- EXERCISE AIM
Copy the listing verbatim, excluding any images found in it.

***** DATASET CONTENT

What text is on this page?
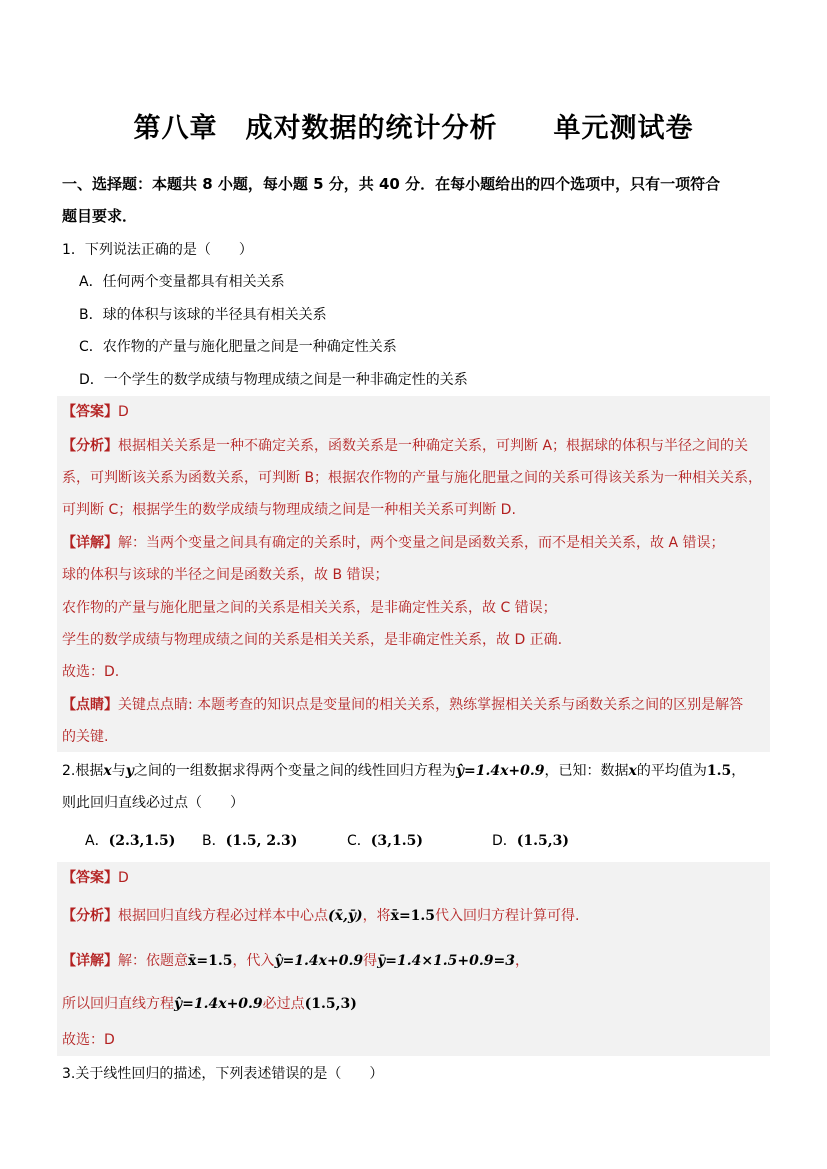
第八章　成对数据的统计分析　　单元测试卷
一、选择题：本题共 8 小题，每小题 5 分，共 40 分．在每小题给出的四个选项中，只有一项符合
题目要求．
1．下列说法正确的是（　　）
A．任何两个变量都具有相关关系
B．球的体积与该球的半径具有相关关系
C．农作物的产量与施化肥量之间是一种确定性关系
D．一个学生的数学成绩与物理成绩之间是一种非确定性的关系
【答案】D
【分析】根据相关关系是一种不确定关系，函数关系是一种确定关系，可判断 A；根据球的体积与半径之间的关
系，可判断该关系为函数关系，可判断 B；根据农作物的产量与施化肥量之间的关系可得该关系为一种相关关系，
可判断 C；根据学生的数学成绩与物理成绩之间是一种相关关系可判断 D.
【详解】解：当两个变量之间具有确定的关系时，两个变量之间是函数关系，而不是相关关系，故 A 错误；
球的体积与该球的半径之间是函数关系，故 B 错误；
农作物的产量与施化肥量之间的关系是相关关系，是非确定性关系，故 C 错误；
学生的数学成绩与物理成绩之间的关系是相关关系，是非确定性关系，故 D 正确.
故选：D.
【点睛】关键点点睛: 本题考查的知识点是变量间的相关关系，熟练掌握相关关系与函数关系之间的区别是解答
的关键.
2.根据x与y之间的一组数据求得两个变量之间的线性回归方程为ŷ=1.4x+0.9，已知：数据x的平均值为1.5，
则此回归直线必过点（　　）
A．(2.3,1.5) B．(1.5, 2.3)	C．(3,1.5)	D．(1.5,3)
【答案】D
【分析】根据回归直线方程必过样本中心点(x̄,ȳ)，将x̄=1.5代入回归方程计算可得.
【详解】解：依题意x̄=1.5，代入ŷ=1.4x+0.9得ȳ=1.4×1.5+0.9=3，
所以回归直线方程ŷ=1.4x+0.9必过点(1.5,3)
故选：D
3.关于线性回归的描述，下列表述错误的是（　　）
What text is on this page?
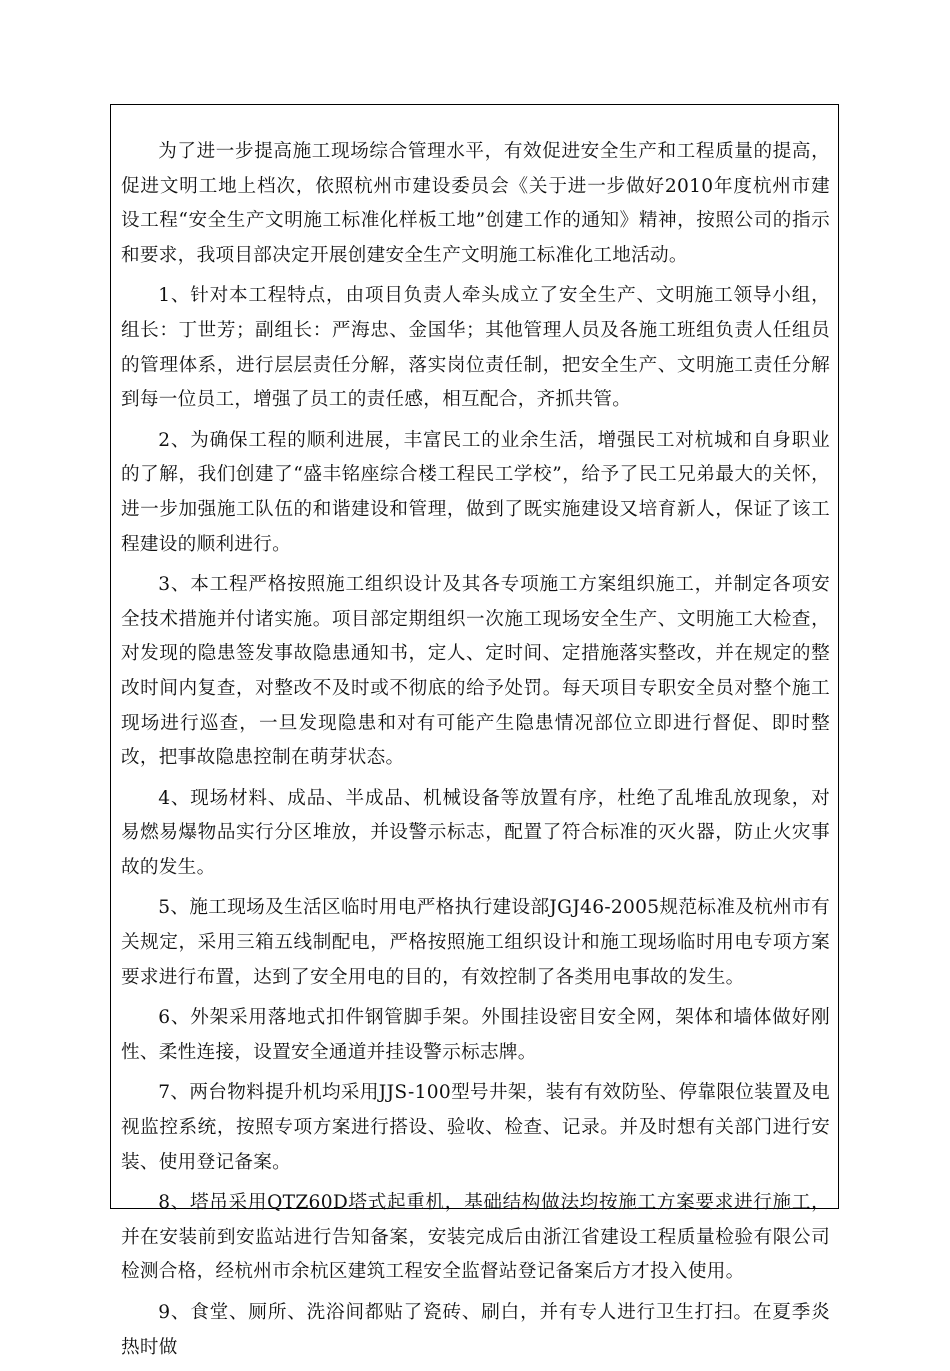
为了进一步提高施工现场综合管理水平，有效促进安全生产和工程质量的提高，促进文明工地上档次，依照杭州市建设委员会《关于进一步做好2010年度杭州市建设工程“安全生产文明施工标准化样板工地”创建工作的通知》精神，按照公司的指示和要求，我项目部决定开展创建安全生产文明施工标准化工地活动。

1、针对本工程特点，由项目负责人牵头成立了安全生产、文明施工领导小组，组长：丁世芳；副组长：严海忠、金国华；其他管理人员及各施工班组负责人任组员的管理体系，进行层层责任分解，落实岗位责任制，把安全生产、文明施工责任分解到每一位员工，增强了员工的责任感，相互配合，齐抓共管。

2、为确保工程的顺利进展，丰富民工的业余生活，增强民工对杭城和自身职业的了解，我们创建了“盛丰铭座综合楼工程民工学校”，给予了民工兄弟最大的关怀，进一步加强施工队伍的和谐建设和管理，做到了既实施建设又培育新人，保证了该工程建设的顺利进行。

3、本工程严格按照施工组织设计及其各专项施工方案组织施工，并制定各项安全技术措施并付诸实施。项目部定期组织一次施工现场安全生产、文明施工大检查，对发现的隐患签发事故隐患通知书，定人、定时间、定措施落实整改，并在规定的整改时间内复查，对整改不及时或不彻底的给予处罚。每天项目专职安全员对整个施工现场进行巡查，一旦发现隐患和对有可能产生隐患情况部位立即进行督促、即时整改，把事故隐患控制在萌芽状态。

4、现场材料、成品、半成品、机械设备等放置有序，杜绝了乱堆乱放现象，对易燃易爆物品实行分区堆放，并设警示标志，配置了符合标准的灭火器，防止火灾事故的发生。

5、施工现场及生活区临时用电严格执行建设部JGJ46-2005规范标准及杭州市有关规定，采用三箱五线制配电，严格按照施工组织设计和施工现场临时用电专项方案要求进行布置，达到了安全用电的目的，有效控制了各类用电事故的发生。

6、外架采用落地式扣件钢管脚手架。外围挂设密目安全网，架体和墙体做好刚性、柔性连接，设置安全通道并挂设警示标志牌。

7、两台物料提升机均采用JJS-100型号井架，装有有效防坠、停靠限位装置及电视监控系统，按照专项方案进行搭设、验收、检查、记录。并及时想有关部门进行安装、使用登记备案。

8、塔吊采用QTZ60D塔式起重机，基础结构做法均按施工方案要求进行施工，并在安装前到安监站进行告知备案，安装完成后由浙江省建设工程质量检验有限公司检测合格，经杭州市余杭区建筑工程安全监督站登记备案后方才投入使用。

9、食堂、厕所、洗浴间都贴了瓷砖、刷白，并有专人进行卫生打扫。在夏季炎热时做
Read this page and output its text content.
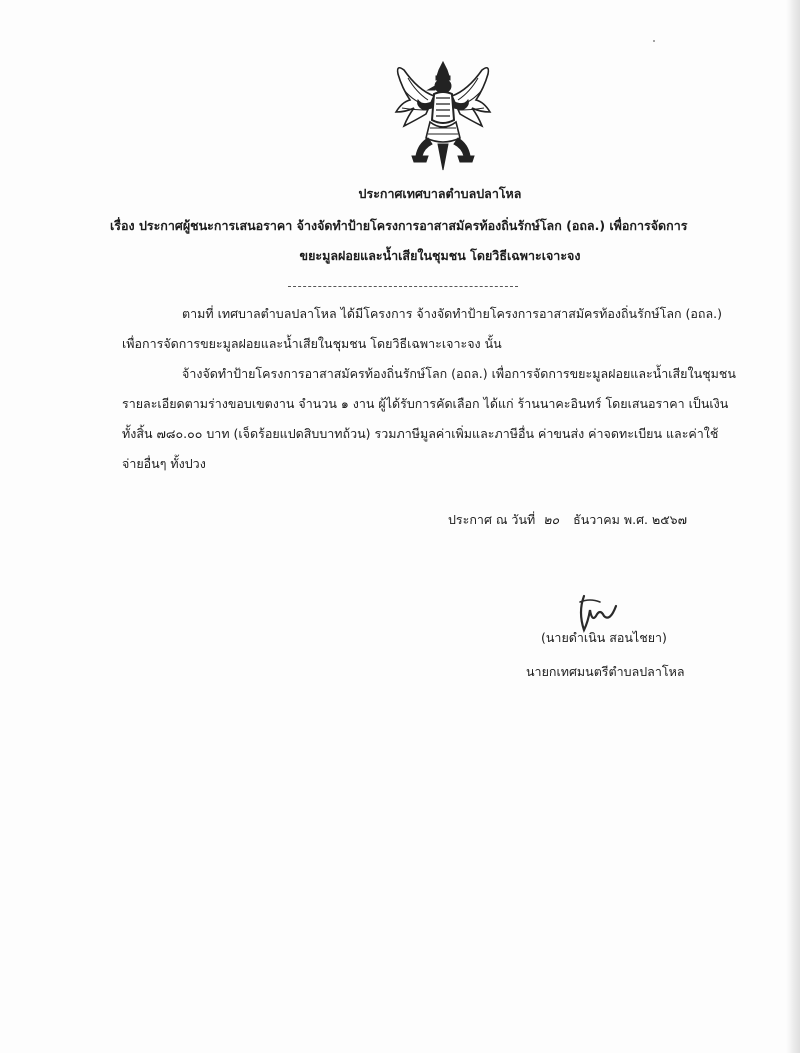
ประกาศเทศบาลตำบลปลาโหล
เรื่อง ประกาศผู้ชนะการเสนอราคา จ้างจัดทำป้ายโครงการอาสาสมัครท้องถิ่นรักษ์โลก (อถล.) เพื่อการจัดการ
ขยะมูลฝอยและน้ำเสียในชุมชน โดยวิธีเฉพาะเจาะจง
ตามที่ เทศบาลตำบลปลาโหล ได้มีโครงการ จ้างจัดทำป้ายโครงการอาสาสมัครท้องถิ่นรักษ์โลก (อถล.)
เพื่อการจัดการขยะมูลฝอยและน้ำเสียในชุมชน โดยวิธีเฉพาะเจาะจง นั้น
จ้างจัดทำป้ายโครงการอาสาสมัครท้องถิ่นรักษ์โลก (อถล.) เพื่อการจัดการขยะมูลฝอยและน้ำเสียในชุมชน
รายละเอียดตามร่างขอบเขตงาน จำนวน ๑ งาน ผู้ได้รับการคัดเลือก ได้แก่ ร้านนาคะอินทร์ โดยเสนอราคา เป็นเงิน
ทั้งสิ้น ๗๘๐.๐๐ บาท (เจ็ดร้อยแปดสิบบาทถ้วน) รวมภาษีมูลค่าเพิ่มและภาษีอื่น ค่าขนส่ง ค่าจดทะเบียน และค่าใช้
จ่ายอื่นๆ ทั้งปวง
ประกาศ ณ วันที่ ๒๐ ธันวาคม พ.ศ. ๒๕๖๗
(นายดำเนิน สอนไชยา)
นายกเทศมนตรีตำบลปลาโหล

**********

- THE RESULT
What text is on this page?
第八章　成对数据的统计分析　　单元测试卷
一、选择题：本题共 8 小题，每小题 5 分，共 40 分．在每小题给出的四个选项中，只有一项符合
题目要求．
1．下列说法正确的是（　　）
A．任何两个变量都具有相关关系
B．球的体积与该球的半径具有相关关系
C．农作物的产量与施化肥量之间是一种确定性关系
D．一个学生的数学成绩与物理成绩之间是一种非确定性的关系
【答案】D
【分析】根据相关关系是一种不确定关系，函数关系是一种确定关系，可判断 A；根据球的体积与半径之间的关
系，可判断该关系为函数关系，可判断 B；根据农作物的产量与施化肥量之间的关系可得该关系为一种相关关系，
可判断 C；根据学生的数学成绩与物理成绩之间是一种相关关系可判断 D.
【详解】解：当两个变量之间具有确定的关系时，两个变量之间是函数关系，而不是相关关系，故 A 错误；
球的体积与该球的半径之间是函数关系，故 B 错误；
农作物的产量与施化肥量之间的关系是相关关系，是非确定性关系，故 C 错误；
学生的数学成绩与物理成绩之间的关系是相关关系，是非确定性关系，故 D 正确.
故选：D.
【点睛】关键点点睛: 本题考查的知识点是变量间的相关关系，熟练掌握相关关系与函数关系之间的区别是解答
的关键.
2.根据x与y之间的一组数据求得两个变量之间的线性回归方程为ŷ=1.4x+0.9，已知：数据x的平均值为1.5，
则此回归直线必过点（　　）
A．(2.3,1.5) B．(1.5, 2.3)	C．(3,1.5)	D．(1.5,3)
【答案】D
【分析】根据回归直线方程必过样本中心点(x̄,ȳ)，将x̄=1.5代入回归方程计算可得.
【详解】解：依题意x̄=1.5，代入ŷ=1.4x+0.9得ȳ=1.4×1.5+0.9=3，
所以回归直线方程ŷ=1.4x+0.9必过点(1.5,3)
故选：D
3.关于线性回归的描述，下列表述错误的是（　　）
What text is on this page?
为了进一步提高施工现场综合管理水平，有效促进安全生产和工程质量的提高，促进文明工地上档次，依照杭州市建设委员会《关于进一步做好2010年度杭州市建设工程“安全生产文明施工标准化样板工地”创建工作的通知》精神，按照公司的指示和要求，我项目部决定开展创建安全生产文明施工标准化工地活动。

1、针对本工程特点，由项目负责人牵头成立了安全生产、文明施工领导小组，组长：丁世芳；副组长：严海忠、金国华；其他管理人员及各施工班组负责人任组员的管理体系，进行层层责任分解，落实岗位责任制，把安全生产、文明施工责任分解到每一位员工，增强了员工的责任感，相互配合，齐抓共管。

2、为确保工程的顺利进展，丰富民工的业余生活，增强民工对杭城和自身职业的了解，我们创建了“盛丰铭座综合楼工程民工学校”，给予了民工兄弟最大的关怀，进一步加强施工队伍的和谐建设和管理，做到了既实施建设又培育新人，保证了该工程建设的顺利进行。

3、本工程严格按照施工组织设计及其各专项施工方案组织施工，并制定各项安全技术措施并付诸实施。项目部定期组织一次施工现场安全生产、文明施工大检查，对发现的隐患签发事故隐患通知书，定人、定时间、定措施落实整改，并在规定的整改时间内复查，对整改不及时或不彻底的给予处罚。每天项目专职安全员对整个施工现场进行巡查，一旦发现隐患和对有可能产生隐患情况部位立即进行督促、即时整改，把事故隐患控制在萌芽状态。

4、现场材料、成品、半成品、机械设备等放置有序，杜绝了乱堆乱放现象，对易燃易爆物品实行分区堆放，并设警示标志，配置了符合标准的灭火器，防止火灾事故的发生。

5、施工现场及生活区临时用电严格执行建设部JGJ46-2005规范标准及杭州市有关规定，采用三箱五线制配电，严格按照施工组织设计和施工现场临时用电专项方案要求进行布置，达到了安全用电的目的，有效控制了各类用电事故的发生。

6、外架采用落地式扣件钢管脚手架。外围挂设密目安全网，架体和墙体做好刚性、柔性连接，设置安全通道并挂设警示标志牌。

7、两台物料提升机均采用JJS-100型号井架，装有有效防坠、停靠限位装置及电视监控系统，按照专项方案进行搭设、验收、检查、记录。并及时想有关部门进行安装、使用登记备案。

8、塔吊采用QTZ60D塔式起重机，基础结构做法均按施工方案要求进行施工，并在安装前到安监站进行告知备案，安装完成后由浙江省建设工程质量检验有限公司检测合格，经杭州市余杭区建筑工程安全监督站登记备案后方才投入使用。

9、食堂、厕所、洗浴间都贴了瓷砖、刷白，并有专人进行卫生打扫。在夏季炎热时做
Read this page and output its text content.
ประกาศเทศบาลตำบลปลาโหล
เรื่อง ประกาศผู้ชนะการเสนอราคา จ้างจัดทำป้ายโครงการอาสาสมัครท้องถิ่นรักษ์โลก (อถล.) เพื่อการจัดการ
ขยะมูลฝอยและน้ำเสียในชุมชน โดยวิธีเฉพาะเจาะจง
ตามที่ เทศบาลตำบลปลาโหล ได้มีโครงการ จ้างจัดทำป้ายโครงการอาสาสมัครท้องถิ่นรักษ์โลก (อถล.)
เพื่อการจัดการขยะมูลฝอยและน้ำเสียในชุมชน โดยวิธีเฉพาะเจาะจง นั้น
จ้างจัดทำป้ายโครงการอาสาสมัครท้องถิ่นรักษ์โลก (อถล.) เพื่อการจัดการขยะมูลฝอยและน้ำเสียในชุมชน
รายละเอียดตามร่างขอบเขตงาน จำนวน ๑ งาน ผู้ได้รับการคัดเลือก ได้แก่ ร้านนาคะอินทร์ โดยเสนอราคา เป็นเงิน
ทั้งสิ้น ๗๘๐.๐๐ บาท (เจ็ดร้อยแปดสิบบาทถ้วน) รวมภาษีมูลค่าเพิ่มและภาษีอื่น ค่าขนส่ง ค่าจดทะเบียน และค่าใช้
จ่ายอื่นๆ ทั้งปวง
ประกาศ ณ วันที่ ๒๐ ธันวาคม พ.ศ. ๒๕๖๗
(นายดำเนิน สอนไชยา)
นายกเทศมนตรีตำบลปลาโหล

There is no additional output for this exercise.